------ RECORD SET ------
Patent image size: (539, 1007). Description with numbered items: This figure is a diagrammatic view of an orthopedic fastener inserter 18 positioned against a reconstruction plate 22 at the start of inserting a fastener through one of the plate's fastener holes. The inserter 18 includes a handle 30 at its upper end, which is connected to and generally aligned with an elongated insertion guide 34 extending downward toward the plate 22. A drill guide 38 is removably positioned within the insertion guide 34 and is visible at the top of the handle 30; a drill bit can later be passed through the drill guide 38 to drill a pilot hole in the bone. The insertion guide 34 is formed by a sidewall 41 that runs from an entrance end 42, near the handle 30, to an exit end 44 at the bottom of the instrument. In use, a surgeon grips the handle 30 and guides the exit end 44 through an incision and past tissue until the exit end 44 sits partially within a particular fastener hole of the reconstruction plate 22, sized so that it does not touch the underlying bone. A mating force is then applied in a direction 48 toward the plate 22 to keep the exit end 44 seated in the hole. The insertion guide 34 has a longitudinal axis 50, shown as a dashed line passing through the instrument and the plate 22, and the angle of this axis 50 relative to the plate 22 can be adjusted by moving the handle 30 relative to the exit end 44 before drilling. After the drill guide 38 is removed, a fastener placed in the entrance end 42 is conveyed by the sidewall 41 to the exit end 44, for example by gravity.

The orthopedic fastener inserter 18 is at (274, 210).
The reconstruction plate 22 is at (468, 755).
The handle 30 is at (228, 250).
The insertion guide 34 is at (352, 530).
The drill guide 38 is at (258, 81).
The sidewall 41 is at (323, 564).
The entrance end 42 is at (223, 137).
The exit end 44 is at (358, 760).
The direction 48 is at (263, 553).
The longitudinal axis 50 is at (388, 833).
------
▶ PROBLEM DESCRIPTION
Please put each line of the records above into a Markdown table with the columns "No." and "Line", numbering the rows and leaving out blank lines.

▶ EXERCISE RESPONSE
| No. | Line |
|---|---|
| 1 | Patent image size: (539, 1007). Description with numbered items: This figure is a diagrammatic view of an orthopedic fastener inserter 18 positioned against a reconstruction plate 22 at the start of inserting a fastener through one of the plate's fastener holes. The inserter 18 includes a handle 30 at its upper end, which is connected to and generally aligned with an elongated insertion guide 34 extending downward toward the plate 22. A drill guide 38 is removably positioned within the insertion guide 34 and is visible at the top of the handle 30; a drill bit can later be passed through the drill guide 38 to drill a pilot hole in the bone. The insertion guide 34 is formed by a sidewall 41 that runs from an entrance end 42, near the handle 30, to an exit end 44 at the bottom of the instrument. In use, a surgeon grips the handle 30 and guides the exit end 44 through an incision and past tissue until the exit end 44 sits partially within a particular fastener hole of the reconstruction plate 22, sized so that it does not touch the underlying bone. A mating force is then applied in a direction 48 toward the plate 22 to keep the exit end 44 seated in the hole. The insertion guide 34 has a longitudinal axis 50, shown as a dashed line passing through the instrument and the plate 22, and the angle of this axis 50 relative to the plate 22 can be adjusted by moving the handle 30 relative to the exit end 44 before drilling. After the drill guide 38 is removed, a fastener placed in the entrance end 42 is conveyed by the sidewall 41 to the exit end 44, for example by gravity. |
| 2 | The orthopedic fastener inserter 18 is at (274, 210). |
| 3 | The reconstruction plate 22 is at (468, 755). |
| 4 | The handle 30 is at (228, 250). |
| 5 | The insertion guide 34 is at (352, 530). |
| 6 | The drill guide 38 is at (258, 81). |
| 7 | The sidewall 41 is at (323, 564). |
| 8 | The entrance end 42 is at (223, 137). |
| 9 | The exit end 44 is at (358, 760). |
| 10 | The direction 48 is at (263, 553). |
| 11 | The longitudinal axis 50 is at (388, 833). |